| EXERCISE GOAL |
Print the complete set of entries exactly.

....

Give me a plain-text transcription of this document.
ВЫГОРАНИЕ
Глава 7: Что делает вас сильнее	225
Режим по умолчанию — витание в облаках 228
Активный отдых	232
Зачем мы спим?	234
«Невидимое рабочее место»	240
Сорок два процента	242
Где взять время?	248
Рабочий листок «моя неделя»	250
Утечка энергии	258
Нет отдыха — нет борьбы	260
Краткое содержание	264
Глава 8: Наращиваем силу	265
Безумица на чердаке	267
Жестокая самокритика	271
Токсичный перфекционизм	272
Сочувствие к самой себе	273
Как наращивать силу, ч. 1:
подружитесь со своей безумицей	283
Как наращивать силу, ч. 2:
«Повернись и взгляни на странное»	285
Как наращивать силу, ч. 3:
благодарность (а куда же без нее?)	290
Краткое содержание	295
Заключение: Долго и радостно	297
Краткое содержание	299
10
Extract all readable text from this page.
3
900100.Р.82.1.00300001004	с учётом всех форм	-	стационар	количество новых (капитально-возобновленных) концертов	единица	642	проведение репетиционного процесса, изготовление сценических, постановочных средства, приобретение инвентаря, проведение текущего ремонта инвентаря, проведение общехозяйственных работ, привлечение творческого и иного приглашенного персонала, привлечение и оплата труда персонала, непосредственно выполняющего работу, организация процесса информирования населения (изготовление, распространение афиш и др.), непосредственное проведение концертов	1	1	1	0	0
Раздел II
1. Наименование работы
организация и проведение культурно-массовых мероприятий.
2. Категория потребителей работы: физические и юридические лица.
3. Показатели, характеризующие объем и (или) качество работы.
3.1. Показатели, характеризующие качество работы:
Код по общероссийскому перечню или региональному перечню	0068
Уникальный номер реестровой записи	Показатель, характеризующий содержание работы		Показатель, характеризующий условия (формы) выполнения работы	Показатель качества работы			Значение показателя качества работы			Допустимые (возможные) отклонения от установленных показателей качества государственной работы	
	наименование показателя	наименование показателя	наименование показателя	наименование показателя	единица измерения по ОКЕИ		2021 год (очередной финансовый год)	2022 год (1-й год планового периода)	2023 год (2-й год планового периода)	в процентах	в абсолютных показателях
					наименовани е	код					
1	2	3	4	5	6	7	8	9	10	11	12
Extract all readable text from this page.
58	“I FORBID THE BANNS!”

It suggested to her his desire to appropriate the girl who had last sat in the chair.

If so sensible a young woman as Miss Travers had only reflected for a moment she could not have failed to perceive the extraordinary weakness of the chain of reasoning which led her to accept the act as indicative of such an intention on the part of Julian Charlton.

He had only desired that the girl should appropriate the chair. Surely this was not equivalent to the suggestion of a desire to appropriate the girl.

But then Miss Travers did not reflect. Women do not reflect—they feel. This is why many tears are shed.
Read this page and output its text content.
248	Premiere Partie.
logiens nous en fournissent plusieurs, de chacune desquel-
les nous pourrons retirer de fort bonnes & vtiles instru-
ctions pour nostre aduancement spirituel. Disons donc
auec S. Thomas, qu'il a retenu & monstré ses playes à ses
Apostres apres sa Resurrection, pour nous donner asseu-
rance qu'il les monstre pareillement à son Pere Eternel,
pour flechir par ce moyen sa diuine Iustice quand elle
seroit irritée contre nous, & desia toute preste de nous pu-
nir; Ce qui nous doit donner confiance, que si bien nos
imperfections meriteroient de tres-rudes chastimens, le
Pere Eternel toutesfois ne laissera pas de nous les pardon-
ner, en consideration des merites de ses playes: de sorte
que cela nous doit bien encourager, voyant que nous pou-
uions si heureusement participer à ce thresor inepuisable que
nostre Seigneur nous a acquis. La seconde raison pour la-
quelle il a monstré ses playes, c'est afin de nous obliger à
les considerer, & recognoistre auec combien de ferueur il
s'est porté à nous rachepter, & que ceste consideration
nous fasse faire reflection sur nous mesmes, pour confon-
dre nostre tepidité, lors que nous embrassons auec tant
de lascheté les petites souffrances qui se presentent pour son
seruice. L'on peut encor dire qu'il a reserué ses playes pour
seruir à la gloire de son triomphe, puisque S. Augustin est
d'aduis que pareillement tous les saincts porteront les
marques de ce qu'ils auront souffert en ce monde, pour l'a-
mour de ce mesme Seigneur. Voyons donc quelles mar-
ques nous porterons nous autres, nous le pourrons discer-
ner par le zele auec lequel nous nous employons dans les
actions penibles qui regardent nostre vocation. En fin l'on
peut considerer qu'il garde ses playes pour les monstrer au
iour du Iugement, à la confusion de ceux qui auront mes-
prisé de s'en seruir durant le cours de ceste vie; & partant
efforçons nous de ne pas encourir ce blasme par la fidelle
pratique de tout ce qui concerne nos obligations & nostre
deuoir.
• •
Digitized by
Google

....

| WRITTEN ANSWER |
Give me a plain-text transcription of this document.
ВЫГОРАНИЕ
Глава 7: Что делает вас сильнее	225
Режим по умолчанию — витание в облаках 228
Активный отдых	232
Зачем мы спим?	234
«Невидимое рабочее место»	240
Сорок два процента	242
Где взять время?	248
Рабочий листок «моя неделя»	250
Утечка энергии	258
Нет отдыха — нет борьбы	260
Краткое содержание	264
Глава 8: Наращиваем силу	265
Безумица на чердаке	267
Жестокая самокритика	271
Токсичный перфекционизм	272
Сочувствие к самой себе	273
Как наращивать силу, ч. 1:
подружитесь со своей безумицей	283
Как наращивать силу, ч. 2:
«Повернись и взгляни на странное»	285
Как наращивать силу, ч. 3:
благодарность (а куда же без нее?)	290
Краткое содержание	295
Заключение: Долго и радостно	297
Краткое содержание	299
10
Extract all readable text from this page.
3
900100.Р.82.1.00300001004	с учётом всех форм	-	стационар	количество новых (капитально-возобновленных) концертов	единица	642	проведение репетиционного процесса, изготовление сценических, постановочных средства, приобретение инвентаря, проведение текущего ремонта инвентаря, проведение общехозяйственных работ, привлечение творческого и иного приглашенного персонала, привлечение и оплата труда персонала, непосредственно выполняющего работу, организация процесса информирования населения (изготовление, распространение афиш и др.), непосредственное проведение концертов	1	1	1	0	0
Раздел II
1. Наименование работы
организация и проведение культурно-массовых мероприятий.
2. Категория потребителей работы: физические и юридические лица.
3. Показатели, характеризующие объем и (или) качество работы.
3.1. Показатели, характеризующие качество работы:
Код по общероссийскому перечню или региональному перечню	0068
Уникальный номер реестровой записи	Показатель, характеризующий содержание работы		Показатель, характеризующий условия (формы) выполнения работы	Показатель качества работы			Значение показателя качества работы			Допустимые (возможные) отклонения от установленных показателей качества государственной работы	
	наименование показателя	наименование показателя	наименование показателя	наименование показателя	единица измерения по ОКЕИ		2021 год (очередной финансовый год)	2022 год (1-й год планового периода)	2023 год (2-й год планового периода)	в процентах	в абсолютных показателях
					наименовани е	код					
1	2	3	4	5	6	7	8	9	10	11	12
Extract all readable text from this page.
58	“I FORBID THE BANNS!”

It suggested to her his desire to appropriate the girl who had last sat in the chair.

If so sensible a young woman as Miss Travers had only reflected for a moment she could not have failed to perceive the extraordinary weakness of the chain of reasoning which led her to accept the act as indicative of such an intention on the part of Julian Charlton.

He had only desired that the girl should appropriate the chair. Surely this was not equivalent to the suggestion of a desire to appropriate the girl.

But then Miss Travers did not reflect. Women do not reflect—they feel. This is why many tears are shed.
Read this page and output its text content.
248	Premiere Partie.
logiens nous en fournissent plusieurs, de chacune desquel-
les nous pourrons retirer de fort bonnes & vtiles instru-
ctions pour nostre aduancement spirituel. Disons donc
auec S. Thomas, qu'il a retenu & monstré ses playes à ses
Apostres apres sa Resurrection, pour nous donner asseu-
rance qu'il les monstre pareillement à son Pere Eternel,
pour flechir par ce moyen sa diuine Iustice quand elle
seroit irritée contre nous, & desia toute preste de nous pu-
nir; Ce qui nous doit donner confiance, que si bien nos
imperfections meriteroient de tres-rudes chastimens, le
Pere Eternel toutesfois ne laissera pas de nous les pardon-
ner, en consideration des merites de ses playes: de sorte
que cela nous doit bien encourager, voyant que nous pou-
uions si heureusement participer à ce thresor inepuisable que
nostre Seigneur nous a acquis. La seconde raison pour la-
quelle il a monstré ses playes, c'est afin de nous obliger à
les considerer, & recognoistre auec combien de ferueur il
s'est porté à nous rachepter, & que ceste consideration
nous fasse faire reflection sur nous mesmes, pour confon-
dre nostre tepidité, lors que nous embrassons auec tant
de lascheté les petites souffrances qui se presentent pour son
seruice. L'on peut encor dire qu'il a reserué ses playes pour
seruir à la gloire de son triomphe, puisque S. Augustin est
d'aduis que pareillement tous les saincts porteront les
marques de ce qu'ils auront souffert en ce monde, pour l'a-
mour de ce mesme Seigneur. Voyons donc quelles mar-
ques nous porterons nous autres, nous le pourrons discer-
ner par le zele auec lequel nous nous employons dans les
actions penibles qui regardent nostre vocation. En fin l'on
peut considerer qu'il garde ses playes pour les monstrer au
iour du Iugement, à la confusion de ceux qui auront mes-
prisé de s'en seruir durant le cours de ceste vie; & partant
efforçons nous de ne pas encourir ce blasme par la fidelle
pratique de tout ce qui concerne nos obligations & nostre
deuoir.
• •
Digitized by
Google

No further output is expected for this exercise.